• **Task directions**
Without altering anything, output the material below.

• **The data**
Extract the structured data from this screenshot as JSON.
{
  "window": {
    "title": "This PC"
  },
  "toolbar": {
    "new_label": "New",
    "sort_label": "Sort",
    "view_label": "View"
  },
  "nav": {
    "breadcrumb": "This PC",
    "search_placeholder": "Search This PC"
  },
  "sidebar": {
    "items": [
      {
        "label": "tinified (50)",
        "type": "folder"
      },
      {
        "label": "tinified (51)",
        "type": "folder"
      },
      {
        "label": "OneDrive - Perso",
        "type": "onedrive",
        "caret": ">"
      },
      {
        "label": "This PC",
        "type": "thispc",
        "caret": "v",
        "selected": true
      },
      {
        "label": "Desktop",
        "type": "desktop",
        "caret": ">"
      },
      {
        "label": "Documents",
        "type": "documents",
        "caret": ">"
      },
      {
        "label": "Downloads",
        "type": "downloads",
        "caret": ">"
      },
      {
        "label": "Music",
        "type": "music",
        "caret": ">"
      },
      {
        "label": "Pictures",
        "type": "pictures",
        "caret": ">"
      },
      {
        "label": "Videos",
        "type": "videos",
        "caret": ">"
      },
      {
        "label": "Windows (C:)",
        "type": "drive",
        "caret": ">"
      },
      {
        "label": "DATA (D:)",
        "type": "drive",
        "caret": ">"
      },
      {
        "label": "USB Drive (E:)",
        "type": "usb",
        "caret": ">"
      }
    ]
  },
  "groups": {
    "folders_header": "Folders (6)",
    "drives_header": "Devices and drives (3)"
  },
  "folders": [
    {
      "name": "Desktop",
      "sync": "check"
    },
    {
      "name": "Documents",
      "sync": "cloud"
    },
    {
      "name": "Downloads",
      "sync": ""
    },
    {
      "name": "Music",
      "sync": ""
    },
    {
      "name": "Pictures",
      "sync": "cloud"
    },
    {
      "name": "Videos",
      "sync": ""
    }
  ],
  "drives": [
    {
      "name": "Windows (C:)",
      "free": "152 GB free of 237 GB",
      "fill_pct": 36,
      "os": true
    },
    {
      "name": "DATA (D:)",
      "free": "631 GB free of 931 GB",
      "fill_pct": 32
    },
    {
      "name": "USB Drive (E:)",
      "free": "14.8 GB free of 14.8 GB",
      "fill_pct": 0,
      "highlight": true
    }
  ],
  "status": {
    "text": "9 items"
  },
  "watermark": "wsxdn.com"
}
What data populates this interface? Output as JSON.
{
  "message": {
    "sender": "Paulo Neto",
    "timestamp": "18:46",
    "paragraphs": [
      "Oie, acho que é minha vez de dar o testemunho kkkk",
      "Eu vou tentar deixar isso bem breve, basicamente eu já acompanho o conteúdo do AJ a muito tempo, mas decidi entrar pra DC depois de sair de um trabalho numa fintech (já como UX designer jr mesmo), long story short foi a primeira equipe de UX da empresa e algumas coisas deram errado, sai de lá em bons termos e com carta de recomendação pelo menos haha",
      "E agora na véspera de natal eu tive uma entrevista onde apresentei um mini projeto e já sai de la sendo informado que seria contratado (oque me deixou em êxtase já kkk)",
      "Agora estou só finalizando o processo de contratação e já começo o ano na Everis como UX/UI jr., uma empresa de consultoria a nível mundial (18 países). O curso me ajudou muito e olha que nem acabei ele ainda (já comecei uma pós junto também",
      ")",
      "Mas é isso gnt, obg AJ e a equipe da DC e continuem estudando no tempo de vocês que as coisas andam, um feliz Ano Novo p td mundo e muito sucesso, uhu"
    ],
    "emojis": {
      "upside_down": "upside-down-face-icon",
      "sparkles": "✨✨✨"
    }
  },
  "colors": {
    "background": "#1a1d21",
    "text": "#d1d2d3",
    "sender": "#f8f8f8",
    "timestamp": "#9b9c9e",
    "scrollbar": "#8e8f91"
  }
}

• **Result**
Extract the structured data from this screenshot as JSON.
{
  "window": {
    "title": "This PC"
  },
  "toolbar": {
    "new_label": "New",
    "sort_label": "Sort",
    "view_label": "View"
  },
  "nav": {
    "breadcrumb": "This PC",
    "search_placeholder": "Search This PC"
  },
  "sidebar": {
    "items": [
      {
        "label": "tinified (50)",
        "type": "folder"
      },
      {
        "label": "tinified (51)",
        "type": "folder"
      },
      {
        "label": "OneDrive - Perso",
        "type": "onedrive",
        "caret": ">"
      },
      {
        "label": "This PC",
        "type": "thispc",
        "caret": "v",
        "selected": true
      },
      {
        "label": "Desktop",
        "type": "desktop",
        "caret": ">"
      },
      {
        "label": "Documents",
        "type": "documents",
        "caret": ">"
      },
      {
        "label": "Downloads",
        "type": "downloads",
        "caret": ">"
      },
      {
        "label": "Music",
        "type": "music",
        "caret": ">"
      },
      {
        "label": "Pictures",
        "type": "pictures",
        "caret": ">"
      },
      {
        "label": "Videos",
        "type": "videos",
        "caret": ">"
      },
      {
        "label": "Windows (C:)",
        "type": "drive",
        "caret": ">"
      },
      {
        "label": "DATA (D:)",
        "type": "drive",
        "caret": ">"
      },
      {
        "label": "USB Drive (E:)",
        "type": "usb",
        "caret": ">"
      }
    ]
  },
  "groups": {
    "folders_header": "Folders (6)",
    "drives_header": "Devices and drives (3)"
  },
  "folders": [
    {
      "name": "Desktop",
      "sync": "check"
    },
    {
      "name": "Documents",
      "sync": "cloud"
    },
    {
      "name": "Downloads",
      "sync": ""
    },
    {
      "name": "Music",
      "sync": ""
    },
    {
      "name": "Pictures",
      "sync": "cloud"
    },
    {
      "name": "Videos",
      "sync": ""
    }
  ],
  "drives": [
    {
      "name": "Windows (C:)",
      "free": "152 GB free of 237 GB",
      "fill_pct": 36,
      "os": true
    },
    {
      "name": "DATA (D:)",
      "free": "631 GB free of 931 GB",
      "fill_pct": 32
    },
    {
      "name": "USB Drive (E:)",
      "free": "14.8 GB free of 14.8 GB",
      "fill_pct": 0,
      "highlight": true
    }
  ],
  "status": {
    "text": "9 items"
  },
  "watermark": "wsxdn.com"
}
What data populates this interface? Output as JSON.
{
  "message": {
    "sender": "Paulo Neto",
    "timestamp": "18:46",
    "paragraphs": [
      "Oie, acho que é minha vez de dar o testemunho kkkk",
      "Eu vou tentar deixar isso bem breve, basicamente eu já acompanho o conteúdo do AJ a muito tempo, mas decidi entrar pra DC depois de sair de um trabalho numa fintech (já como UX designer jr mesmo), long story short foi a primeira equipe de UX da empresa e algumas coisas deram errado, sai de lá em bons termos e com carta de recomendação pelo menos haha",
      "E agora na véspera de natal eu tive uma entrevista onde apresentei um mini projeto e já sai de la sendo informado que seria contratado (oque me deixou em êxtase já kkk)",
      "Agora estou só finalizando o processo de contratação e já começo o ano na Everis como UX/UI jr., uma empresa de consultoria a nível mundial (18 países). O curso me ajudou muito e olha que nem acabei ele ainda (já comecei uma pós junto também",
      ")",
      "Mas é isso gnt, obg AJ e a equipe da DC e continuem estudando no tempo de vocês que as coisas andam, um feliz Ano Novo p td mundo e muito sucesso, uhu"
    ],
    "emojis": {
      "upside_down": "upside-down-face-icon",
      "sparkles": "✨✨✨"
    }
  },
  "colors": {
    "background": "#1a1d21",
    "text": "#d1d2d3",
    "sender": "#f8f8f8",
    "timestamp": "#9b9c9e",
    "scrollbar": "#8e8f91"
  }
}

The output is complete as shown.